◆ **Task requirements**:
Output all lines exactly.

◆ **Source records**:
===============
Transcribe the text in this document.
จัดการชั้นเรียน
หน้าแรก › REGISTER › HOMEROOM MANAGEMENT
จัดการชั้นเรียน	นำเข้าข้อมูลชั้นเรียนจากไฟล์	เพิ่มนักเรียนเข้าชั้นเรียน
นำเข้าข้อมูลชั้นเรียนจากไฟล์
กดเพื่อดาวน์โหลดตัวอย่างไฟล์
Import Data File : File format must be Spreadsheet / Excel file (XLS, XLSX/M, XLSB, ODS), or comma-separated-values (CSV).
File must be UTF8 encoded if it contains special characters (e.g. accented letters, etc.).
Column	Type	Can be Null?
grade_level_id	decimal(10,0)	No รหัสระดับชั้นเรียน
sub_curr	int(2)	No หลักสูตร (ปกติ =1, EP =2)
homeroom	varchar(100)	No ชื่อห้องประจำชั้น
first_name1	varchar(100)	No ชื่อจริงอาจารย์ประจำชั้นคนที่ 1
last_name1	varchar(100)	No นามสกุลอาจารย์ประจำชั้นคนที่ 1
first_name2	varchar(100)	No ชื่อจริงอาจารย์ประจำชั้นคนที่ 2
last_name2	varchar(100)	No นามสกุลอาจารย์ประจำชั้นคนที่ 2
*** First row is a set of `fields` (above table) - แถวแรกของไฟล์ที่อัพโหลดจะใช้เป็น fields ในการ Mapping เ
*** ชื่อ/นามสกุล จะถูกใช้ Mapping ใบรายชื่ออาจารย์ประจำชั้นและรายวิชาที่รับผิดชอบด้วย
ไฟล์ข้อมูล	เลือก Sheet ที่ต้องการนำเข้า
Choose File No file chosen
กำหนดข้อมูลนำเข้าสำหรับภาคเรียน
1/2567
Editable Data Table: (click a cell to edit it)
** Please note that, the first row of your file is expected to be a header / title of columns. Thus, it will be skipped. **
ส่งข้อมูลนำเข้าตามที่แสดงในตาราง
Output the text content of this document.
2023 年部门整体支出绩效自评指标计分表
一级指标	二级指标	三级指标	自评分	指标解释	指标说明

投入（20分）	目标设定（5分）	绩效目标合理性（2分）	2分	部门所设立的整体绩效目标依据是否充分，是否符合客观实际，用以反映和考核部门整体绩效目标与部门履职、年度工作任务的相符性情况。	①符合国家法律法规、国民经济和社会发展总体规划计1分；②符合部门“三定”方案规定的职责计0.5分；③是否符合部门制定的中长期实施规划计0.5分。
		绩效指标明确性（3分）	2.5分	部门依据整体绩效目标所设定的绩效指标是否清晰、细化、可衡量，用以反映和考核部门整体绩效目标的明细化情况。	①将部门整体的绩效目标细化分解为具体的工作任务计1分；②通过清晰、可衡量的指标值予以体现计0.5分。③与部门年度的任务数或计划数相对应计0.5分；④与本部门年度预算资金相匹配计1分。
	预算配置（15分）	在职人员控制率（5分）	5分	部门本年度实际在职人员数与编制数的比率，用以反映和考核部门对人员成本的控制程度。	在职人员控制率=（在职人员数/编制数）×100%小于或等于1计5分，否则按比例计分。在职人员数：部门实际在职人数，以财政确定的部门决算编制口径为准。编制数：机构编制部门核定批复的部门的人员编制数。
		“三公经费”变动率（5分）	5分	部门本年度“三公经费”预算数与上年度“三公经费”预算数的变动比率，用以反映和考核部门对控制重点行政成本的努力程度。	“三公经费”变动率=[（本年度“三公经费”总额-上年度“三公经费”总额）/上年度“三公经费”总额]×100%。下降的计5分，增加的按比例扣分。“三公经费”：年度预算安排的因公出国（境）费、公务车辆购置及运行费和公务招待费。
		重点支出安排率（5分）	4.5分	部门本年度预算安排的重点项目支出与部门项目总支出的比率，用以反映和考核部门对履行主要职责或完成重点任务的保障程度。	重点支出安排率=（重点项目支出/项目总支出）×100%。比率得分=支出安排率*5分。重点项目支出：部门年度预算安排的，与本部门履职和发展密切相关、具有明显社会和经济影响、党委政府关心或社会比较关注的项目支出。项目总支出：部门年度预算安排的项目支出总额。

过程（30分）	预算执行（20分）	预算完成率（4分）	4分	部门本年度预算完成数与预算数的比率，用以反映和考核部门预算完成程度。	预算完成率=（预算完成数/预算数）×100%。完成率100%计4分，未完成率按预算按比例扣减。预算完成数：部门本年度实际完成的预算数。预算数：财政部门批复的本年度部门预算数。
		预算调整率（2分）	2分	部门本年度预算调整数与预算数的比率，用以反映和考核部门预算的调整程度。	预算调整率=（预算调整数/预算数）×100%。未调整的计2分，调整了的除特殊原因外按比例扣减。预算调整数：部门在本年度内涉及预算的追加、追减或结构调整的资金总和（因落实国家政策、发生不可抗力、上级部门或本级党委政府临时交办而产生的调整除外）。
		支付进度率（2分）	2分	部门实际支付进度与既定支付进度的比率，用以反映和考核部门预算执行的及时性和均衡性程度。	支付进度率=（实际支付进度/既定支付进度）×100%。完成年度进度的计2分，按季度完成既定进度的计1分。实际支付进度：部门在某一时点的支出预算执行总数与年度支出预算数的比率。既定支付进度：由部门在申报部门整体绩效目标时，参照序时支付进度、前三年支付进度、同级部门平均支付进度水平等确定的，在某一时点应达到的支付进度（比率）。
===============
◆ **Solved problem**:
Transcribe the text in this document.
จัดการชั้นเรียน
หน้าแรก › REGISTER › HOMEROOM MANAGEMENT
จัดการชั้นเรียน	นำเข้าข้อมูลชั้นเรียนจากไฟล์	เพิ่มนักเรียนเข้าชั้นเรียน
นำเข้าข้อมูลชั้นเรียนจากไฟล์
กดเพื่อดาวน์โหลดตัวอย่างไฟล์
Import Data File : File format must be Spreadsheet / Excel file (XLS, XLSX/M, XLSB, ODS), or comma-separated-values (CSV).
File must be UTF8 encoded if it contains special characters (e.g. accented letters, etc.).
Column	Type	Can be Null?
grade_level_id	decimal(10,0)	No รหัสระดับชั้นเรียน
sub_curr	int(2)	No หลักสูตร (ปกติ =1, EP =2)
homeroom	varchar(100)	No ชื่อห้องประจำชั้น
first_name1	varchar(100)	No ชื่อจริงอาจารย์ประจำชั้นคนที่ 1
last_name1	varchar(100)	No นามสกุลอาจารย์ประจำชั้นคนที่ 1
first_name2	varchar(100)	No ชื่อจริงอาจารย์ประจำชั้นคนที่ 2
last_name2	varchar(100)	No นามสกุลอาจารย์ประจำชั้นคนที่ 2
*** First row is a set of `fields` (above table) - แถวแรกของไฟล์ที่อัพโหลดจะใช้เป็น fields ในการ Mapping เ
*** ชื่อ/นามสกุล จะถูกใช้ Mapping ใบรายชื่ออาจารย์ประจำชั้นและรายวิชาที่รับผิดชอบด้วย
ไฟล์ข้อมูล	เลือก Sheet ที่ต้องการนำเข้า
Choose File No file chosen
กำหนดข้อมูลนำเข้าสำหรับภาคเรียน
1/2567
Editable Data Table: (click a cell to edit it)
** Please note that, the first row of your file is expected to be a header / title of columns. Thus, it will be skipped. **
ส่งข้อมูลนำเข้าตามที่แสดงในตาราง
Output the text content of this document.
2023 年部门整体支出绩效自评指标计分表
一级指标	二级指标	三级指标	自评分	指标解释	指标说明

投入（20分）	目标设定（5分）	绩效目标合理性（2分）	2分	部门所设立的整体绩效目标依据是否充分，是否符合客观实际，用以反映和考核部门整体绩效目标与部门履职、年度工作任务的相符性情况。	①符合国家法律法规、国民经济和社会发展总体规划计1分；②符合部门“三定”方案规定的职责计0.5分；③是否符合部门制定的中长期实施规划计0.5分。
		绩效指标明确性（3分）	2.5分	部门依据整体绩效目标所设定的绩效指标是否清晰、细化、可衡量，用以反映和考核部门整体绩效目标的明细化情况。	①将部门整体的绩效目标细化分解为具体的工作任务计1分；②通过清晰、可衡量的指标值予以体现计0.5分。③与部门年度的任务数或计划数相对应计0.5分；④与本部门年度预算资金相匹配计1分。
	预算配置（15分）	在职人员控制率（5分）	5分	部门本年度实际在职人员数与编制数的比率，用以反映和考核部门对人员成本的控制程度。	在职人员控制率=（在职人员数/编制数）×100%小于或等于1计5分，否则按比例计分。在职人员数：部门实际在职人数，以财政确定的部门决算编制口径为准。编制数：机构编制部门核定批复的部门的人员编制数。
		“三公经费”变动率（5分）	5分	部门本年度“三公经费”预算数与上年度“三公经费”预算数的变动比率，用以反映和考核部门对控制重点行政成本的努力程度。	“三公经费”变动率=[（本年度“三公经费”总额-上年度“三公经费”总额）/上年度“三公经费”总额]×100%。下降的计5分，增加的按比例扣分。“三公经费”：年度预算安排的因公出国（境）费、公务车辆购置及运行费和公务招待费。
		重点支出安排率（5分）	4.5分	部门本年度预算安排的重点项目支出与部门项目总支出的比率，用以反映和考核部门对履行主要职责或完成重点任务的保障程度。	重点支出安排率=（重点项目支出/项目总支出）×100%。比率得分=支出安排率*5分。重点项目支出：部门年度预算安排的，与本部门履职和发展密切相关、具有明显社会和经济影响、党委政府关心或社会比较关注的项目支出。项目总支出：部门年度预算安排的项目支出总额。

过程（30分）	预算执行（20分）	预算完成率（4分）	4分	部门本年度预算完成数与预算数的比率，用以反映和考核部门预算完成程度。	预算完成率=（预算完成数/预算数）×100%。完成率100%计4分，未完成率按预算按比例扣减。预算完成数：部门本年度实际完成的预算数。预算数：财政部门批复的本年度部门预算数。
		预算调整率（2分）	2分	部门本年度预算调整数与预算数的比率，用以反映和考核部门预算的调整程度。	预算调整率=（预算调整数/预算数）×100%。未调整的计2分，调整了的除特殊原因外按比例扣减。预算调整数：部门在本年度内涉及预算的追加、追减或结构调整的资金总和（因落实国家政策、发生不可抗力、上级部门或本级党委政府临时交办而产生的调整除外）。
		支付进度率（2分）	2分	部门实际支付进度与既定支付进度的比率，用以反映和考核部门预算执行的及时性和均衡性程度。	支付进度率=（实际支付进度/既定支付进度）×100%。完成年度进度的计2分，按季度完成既定进度的计1分。实际支付进度：部门在某一时点的支出预算执行总数与年度支出预算数的比率。既定支付进度：由部门在申报部门整体绩效目标时，参照序时支付进度、前三年支付进度、同级部门平均支付进度水平等确定的，在某一时点应达到的支付进度（比率）。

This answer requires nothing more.